--- start Extracted material ---
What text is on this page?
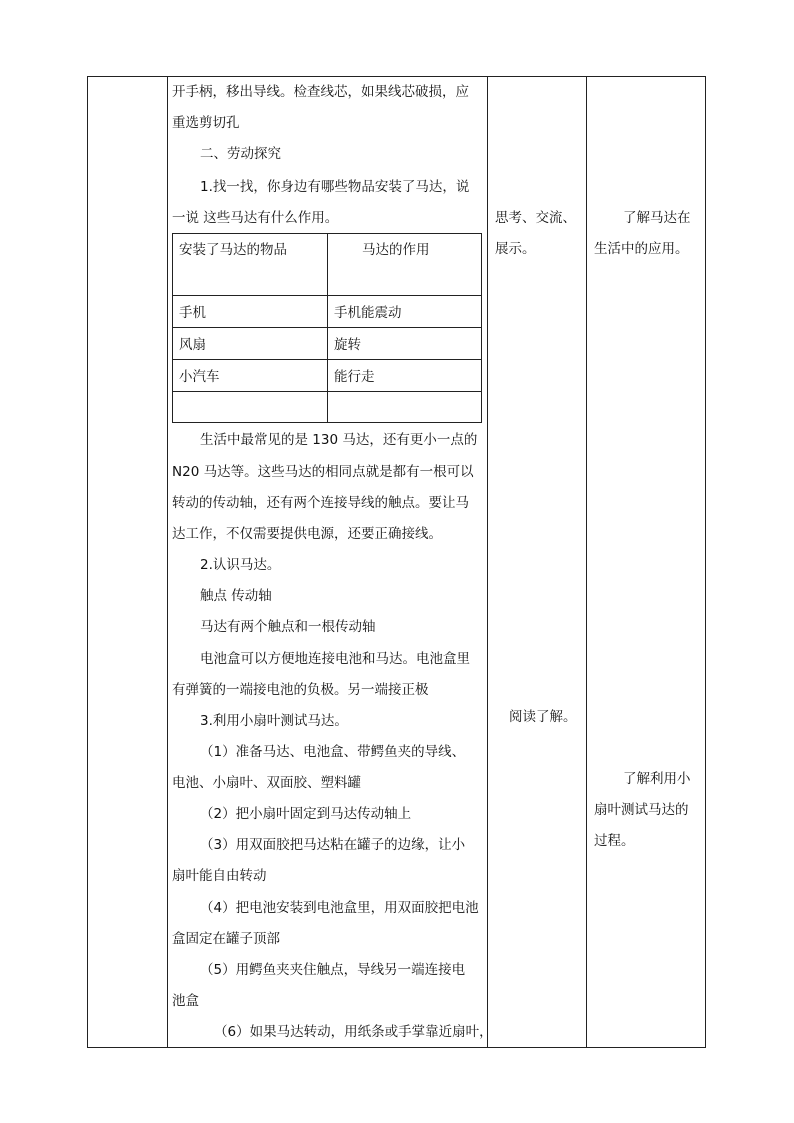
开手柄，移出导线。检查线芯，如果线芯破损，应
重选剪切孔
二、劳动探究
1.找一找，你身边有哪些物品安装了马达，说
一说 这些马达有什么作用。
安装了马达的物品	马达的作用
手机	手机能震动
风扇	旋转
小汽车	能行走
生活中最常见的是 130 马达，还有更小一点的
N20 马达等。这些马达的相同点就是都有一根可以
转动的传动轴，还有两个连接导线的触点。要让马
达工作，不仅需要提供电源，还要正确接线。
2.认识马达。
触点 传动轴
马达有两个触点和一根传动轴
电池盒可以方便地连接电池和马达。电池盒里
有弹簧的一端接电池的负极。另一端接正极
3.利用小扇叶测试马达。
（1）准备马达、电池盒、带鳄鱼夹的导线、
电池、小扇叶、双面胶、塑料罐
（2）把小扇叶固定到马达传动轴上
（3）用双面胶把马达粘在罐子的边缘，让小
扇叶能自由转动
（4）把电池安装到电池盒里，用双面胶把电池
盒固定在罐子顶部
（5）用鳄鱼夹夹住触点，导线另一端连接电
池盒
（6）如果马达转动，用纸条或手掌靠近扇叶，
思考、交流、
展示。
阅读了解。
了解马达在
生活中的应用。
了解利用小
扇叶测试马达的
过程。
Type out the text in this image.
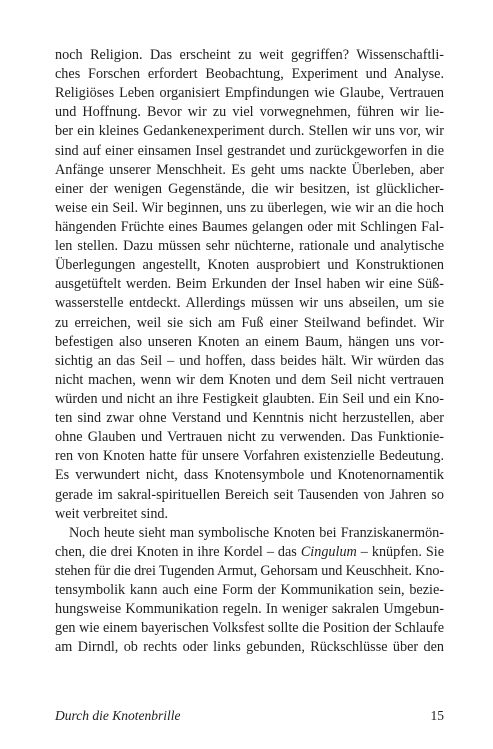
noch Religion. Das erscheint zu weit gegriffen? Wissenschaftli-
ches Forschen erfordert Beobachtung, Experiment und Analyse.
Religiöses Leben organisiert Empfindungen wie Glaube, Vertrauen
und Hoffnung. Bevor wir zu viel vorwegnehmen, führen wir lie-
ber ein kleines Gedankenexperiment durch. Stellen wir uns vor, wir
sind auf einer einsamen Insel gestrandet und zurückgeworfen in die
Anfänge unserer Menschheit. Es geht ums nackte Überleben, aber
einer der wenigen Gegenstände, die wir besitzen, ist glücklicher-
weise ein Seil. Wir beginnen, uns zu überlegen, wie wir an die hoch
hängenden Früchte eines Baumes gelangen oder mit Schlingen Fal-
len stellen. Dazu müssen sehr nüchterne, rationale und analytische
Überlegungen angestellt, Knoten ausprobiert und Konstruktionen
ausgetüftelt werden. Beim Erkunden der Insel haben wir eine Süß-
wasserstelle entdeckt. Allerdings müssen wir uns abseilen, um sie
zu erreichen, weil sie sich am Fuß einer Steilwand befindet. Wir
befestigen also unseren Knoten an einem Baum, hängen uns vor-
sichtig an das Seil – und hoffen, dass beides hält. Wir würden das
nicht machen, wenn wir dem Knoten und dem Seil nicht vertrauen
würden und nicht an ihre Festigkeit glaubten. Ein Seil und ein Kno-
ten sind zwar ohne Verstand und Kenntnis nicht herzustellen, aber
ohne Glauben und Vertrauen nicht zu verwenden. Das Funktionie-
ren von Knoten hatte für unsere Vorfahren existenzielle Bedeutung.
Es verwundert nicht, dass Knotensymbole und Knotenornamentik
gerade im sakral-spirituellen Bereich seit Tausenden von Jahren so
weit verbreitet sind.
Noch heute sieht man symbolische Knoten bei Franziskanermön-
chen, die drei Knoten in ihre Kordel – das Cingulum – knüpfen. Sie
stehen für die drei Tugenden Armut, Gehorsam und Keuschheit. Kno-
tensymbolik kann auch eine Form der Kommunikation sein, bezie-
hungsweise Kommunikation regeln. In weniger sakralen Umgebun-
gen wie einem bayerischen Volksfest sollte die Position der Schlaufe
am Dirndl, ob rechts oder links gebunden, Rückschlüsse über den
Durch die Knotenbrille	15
--- end Extracted material ---
(Written task)
All the records above need to be given again word for word. Skip the pictures.

(Solution for this problem)
What text is on this page?
开手柄，移出导线。检查线芯，如果线芯破损，应
重选剪切孔
二、劳动探究
1.找一找，你身边有哪些物品安装了马达，说
一说 这些马达有什么作用。
安装了马达的物品	马达的作用
手机	手机能震动
风扇	旋转
小汽车	能行走
生活中最常见的是 130 马达，还有更小一点的
N20 马达等。这些马达的相同点就是都有一根可以
转动的传动轴，还有两个连接导线的触点。要让马
达工作，不仅需要提供电源，还要正确接线。
2.认识马达。
触点 传动轴
马达有两个触点和一根传动轴
电池盒可以方便地连接电池和马达。电池盒里
有弹簧的一端接电池的负极。另一端接正极
3.利用小扇叶测试马达。
（1）准备马达、电池盒、带鳄鱼夹的导线、
电池、小扇叶、双面胶、塑料罐
（2）把小扇叶固定到马达传动轴上
（3）用双面胶把马达粘在罐子的边缘，让小
扇叶能自由转动
（4）把电池安装到电池盒里，用双面胶把电池
盒固定在罐子顶部
（5）用鳄鱼夹夹住触点，导线另一端连接电
池盒
（6）如果马达转动，用纸条或手掌靠近扇叶，
思考、交流、
展示。
阅读了解。
了解马达在
生活中的应用。
了解利用小
扇叶测试马达的
过程。
Type out the text in this image.
noch Religion. Das erscheint zu weit gegriffen? Wissenschaftli-
ches Forschen erfordert Beobachtung, Experiment und Analyse.
Religiöses Leben organisiert Empfindungen wie Glaube, Vertrauen
und Hoffnung. Bevor wir zu viel vorwegnehmen, führen wir lie-
ber ein kleines Gedankenexperiment durch. Stellen wir uns vor, wir
sind auf einer einsamen Insel gestrandet und zurückgeworfen in die
Anfänge unserer Menschheit. Es geht ums nackte Überleben, aber
einer der wenigen Gegenstände, die wir besitzen, ist glücklicher-
weise ein Seil. Wir beginnen, uns zu überlegen, wie wir an die hoch
hängenden Früchte eines Baumes gelangen oder mit Schlingen Fal-
len stellen. Dazu müssen sehr nüchterne, rationale und analytische
Überlegungen angestellt, Knoten ausprobiert und Konstruktionen
ausgetüftelt werden. Beim Erkunden der Insel haben wir eine Süß-
wasserstelle entdeckt. Allerdings müssen wir uns abseilen, um sie
zu erreichen, weil sie sich am Fuß einer Steilwand befindet. Wir
befestigen also unseren Knoten an einem Baum, hängen uns vor-
sichtig an das Seil – und hoffen, dass beides hält. Wir würden das
nicht machen, wenn wir dem Knoten und dem Seil nicht vertrauen
würden und nicht an ihre Festigkeit glaubten. Ein Seil und ein Kno-
ten sind zwar ohne Verstand und Kenntnis nicht herzustellen, aber
ohne Glauben und Vertrauen nicht zu verwenden. Das Funktionie-
ren von Knoten hatte für unsere Vorfahren existenzielle Bedeutung.
Es verwundert nicht, dass Knotensymbole und Knotenornamentik
gerade im sakral-spirituellen Bereich seit Tausenden von Jahren so
weit verbreitet sind.
Noch heute sieht man symbolische Knoten bei Franziskanermön-
chen, die drei Knoten in ihre Kordel – das Cingulum – knüpfen. Sie
stehen für die drei Tugenden Armut, Gehorsam und Keuschheit. Kno-
tensymbolik kann auch eine Form der Kommunikation sein, bezie-
hungsweise Kommunikation regeln. In weniger sakralen Umgebun-
gen wie einem bayerischen Volksfest sollte die Position der Schlaufe
am Dirndl, ob rechts oder links gebunden, Rückschlüsse über den
Durch die Knotenbrille	15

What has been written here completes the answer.